# Exercise goal
Using the entries that follow, collect the lines where the word "无色盲色弱" appears.
-- Begin Provided information --
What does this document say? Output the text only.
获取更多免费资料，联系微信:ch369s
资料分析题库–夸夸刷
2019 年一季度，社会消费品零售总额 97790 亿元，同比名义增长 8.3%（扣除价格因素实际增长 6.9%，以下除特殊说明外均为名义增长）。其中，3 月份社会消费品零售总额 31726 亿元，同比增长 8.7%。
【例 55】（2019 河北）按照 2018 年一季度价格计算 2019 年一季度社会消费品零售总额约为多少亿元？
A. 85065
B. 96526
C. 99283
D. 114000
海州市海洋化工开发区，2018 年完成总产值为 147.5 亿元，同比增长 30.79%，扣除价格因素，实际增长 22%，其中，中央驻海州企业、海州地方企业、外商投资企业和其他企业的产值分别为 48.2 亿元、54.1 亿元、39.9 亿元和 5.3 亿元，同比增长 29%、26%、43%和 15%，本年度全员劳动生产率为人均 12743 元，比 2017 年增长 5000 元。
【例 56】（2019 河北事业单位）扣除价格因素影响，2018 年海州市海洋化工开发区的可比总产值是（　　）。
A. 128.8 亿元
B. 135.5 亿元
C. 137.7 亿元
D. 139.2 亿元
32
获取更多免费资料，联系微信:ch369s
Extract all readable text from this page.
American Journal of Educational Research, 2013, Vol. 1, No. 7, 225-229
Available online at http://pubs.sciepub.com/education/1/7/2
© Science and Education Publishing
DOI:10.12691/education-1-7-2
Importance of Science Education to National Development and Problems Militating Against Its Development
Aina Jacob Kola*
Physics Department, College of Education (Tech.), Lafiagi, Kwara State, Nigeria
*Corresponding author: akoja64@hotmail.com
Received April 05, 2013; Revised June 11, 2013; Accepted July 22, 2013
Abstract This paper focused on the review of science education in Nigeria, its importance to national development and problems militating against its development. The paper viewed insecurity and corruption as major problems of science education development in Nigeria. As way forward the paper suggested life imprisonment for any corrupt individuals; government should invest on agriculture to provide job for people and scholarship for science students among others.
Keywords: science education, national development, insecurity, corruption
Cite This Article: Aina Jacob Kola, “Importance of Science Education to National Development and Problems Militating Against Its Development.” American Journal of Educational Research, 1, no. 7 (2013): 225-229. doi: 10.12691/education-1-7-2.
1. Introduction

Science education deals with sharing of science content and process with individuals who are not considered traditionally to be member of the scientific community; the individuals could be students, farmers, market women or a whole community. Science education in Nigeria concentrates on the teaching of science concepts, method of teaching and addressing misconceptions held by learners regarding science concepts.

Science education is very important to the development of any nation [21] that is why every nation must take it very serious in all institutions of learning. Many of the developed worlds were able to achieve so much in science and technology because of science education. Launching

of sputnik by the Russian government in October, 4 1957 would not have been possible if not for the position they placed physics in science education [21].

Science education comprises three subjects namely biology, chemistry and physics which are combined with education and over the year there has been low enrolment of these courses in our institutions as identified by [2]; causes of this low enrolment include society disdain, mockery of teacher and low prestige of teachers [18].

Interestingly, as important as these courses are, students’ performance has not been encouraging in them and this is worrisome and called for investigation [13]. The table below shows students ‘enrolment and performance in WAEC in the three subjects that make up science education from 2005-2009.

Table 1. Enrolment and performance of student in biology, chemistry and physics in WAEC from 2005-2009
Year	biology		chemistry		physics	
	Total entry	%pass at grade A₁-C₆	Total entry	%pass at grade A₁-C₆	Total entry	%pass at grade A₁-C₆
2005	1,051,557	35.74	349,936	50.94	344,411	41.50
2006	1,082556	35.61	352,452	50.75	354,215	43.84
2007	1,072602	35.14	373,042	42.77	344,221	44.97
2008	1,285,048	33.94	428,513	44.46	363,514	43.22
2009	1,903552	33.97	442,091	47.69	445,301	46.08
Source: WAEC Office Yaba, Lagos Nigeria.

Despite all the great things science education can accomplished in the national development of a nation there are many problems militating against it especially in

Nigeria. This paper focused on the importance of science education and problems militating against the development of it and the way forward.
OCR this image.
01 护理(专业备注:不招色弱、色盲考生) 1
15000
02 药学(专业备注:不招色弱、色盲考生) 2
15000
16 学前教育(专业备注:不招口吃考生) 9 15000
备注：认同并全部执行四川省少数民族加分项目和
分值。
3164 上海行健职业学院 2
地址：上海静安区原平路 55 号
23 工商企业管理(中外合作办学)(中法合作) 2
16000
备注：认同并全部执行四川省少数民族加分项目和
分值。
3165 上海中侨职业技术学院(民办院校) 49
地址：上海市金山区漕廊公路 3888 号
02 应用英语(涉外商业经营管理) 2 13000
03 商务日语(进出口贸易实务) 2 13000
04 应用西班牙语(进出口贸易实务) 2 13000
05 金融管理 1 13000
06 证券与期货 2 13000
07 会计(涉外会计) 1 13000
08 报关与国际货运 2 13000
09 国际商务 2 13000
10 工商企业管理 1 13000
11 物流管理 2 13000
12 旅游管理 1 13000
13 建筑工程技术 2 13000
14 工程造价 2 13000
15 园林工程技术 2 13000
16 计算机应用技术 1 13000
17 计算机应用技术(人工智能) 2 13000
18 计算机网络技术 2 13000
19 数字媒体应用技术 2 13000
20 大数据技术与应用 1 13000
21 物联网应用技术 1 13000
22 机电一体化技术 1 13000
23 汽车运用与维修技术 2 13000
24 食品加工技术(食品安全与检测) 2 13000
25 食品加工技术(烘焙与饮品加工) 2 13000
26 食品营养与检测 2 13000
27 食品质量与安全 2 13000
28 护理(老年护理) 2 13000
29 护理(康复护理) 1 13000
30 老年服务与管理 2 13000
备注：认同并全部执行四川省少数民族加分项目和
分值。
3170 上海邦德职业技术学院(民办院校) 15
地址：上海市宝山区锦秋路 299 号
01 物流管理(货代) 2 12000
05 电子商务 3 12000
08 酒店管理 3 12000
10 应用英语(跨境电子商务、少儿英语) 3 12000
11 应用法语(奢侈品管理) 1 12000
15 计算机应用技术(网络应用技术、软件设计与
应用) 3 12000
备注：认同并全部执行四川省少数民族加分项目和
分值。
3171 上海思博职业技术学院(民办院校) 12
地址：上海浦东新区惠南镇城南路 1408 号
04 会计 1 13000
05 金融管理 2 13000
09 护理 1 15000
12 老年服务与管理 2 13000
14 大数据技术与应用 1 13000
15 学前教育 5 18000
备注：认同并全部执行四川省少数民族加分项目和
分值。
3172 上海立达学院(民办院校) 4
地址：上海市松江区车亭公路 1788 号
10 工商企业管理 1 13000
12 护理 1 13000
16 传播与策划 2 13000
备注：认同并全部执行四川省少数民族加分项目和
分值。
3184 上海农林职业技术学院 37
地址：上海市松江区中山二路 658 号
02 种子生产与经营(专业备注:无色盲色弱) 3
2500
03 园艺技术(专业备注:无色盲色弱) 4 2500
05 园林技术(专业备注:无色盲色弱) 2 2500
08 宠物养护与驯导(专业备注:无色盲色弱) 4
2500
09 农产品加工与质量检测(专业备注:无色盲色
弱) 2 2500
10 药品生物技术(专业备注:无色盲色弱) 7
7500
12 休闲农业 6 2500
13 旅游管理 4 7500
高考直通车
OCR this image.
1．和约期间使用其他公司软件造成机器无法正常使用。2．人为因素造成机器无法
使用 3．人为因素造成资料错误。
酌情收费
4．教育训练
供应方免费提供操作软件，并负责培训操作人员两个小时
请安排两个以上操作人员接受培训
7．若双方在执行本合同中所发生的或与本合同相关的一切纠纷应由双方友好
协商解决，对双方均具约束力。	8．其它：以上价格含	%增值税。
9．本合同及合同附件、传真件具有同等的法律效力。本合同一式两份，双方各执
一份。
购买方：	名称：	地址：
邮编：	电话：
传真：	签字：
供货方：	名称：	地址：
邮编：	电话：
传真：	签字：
-- End Provided information --
# Solution to this task
02 种子生产与经营(专业备注:无色盲色弱) 3
03 园艺技术(专业备注:无色盲色弱) 4 2500
05 园林技术(专业备注:无色盲色弱) 2 2500
08 宠物养护与驯导(专业备注:无色盲色弱) 4
10 药品生物技术(专业备注:无色盲色弱) 7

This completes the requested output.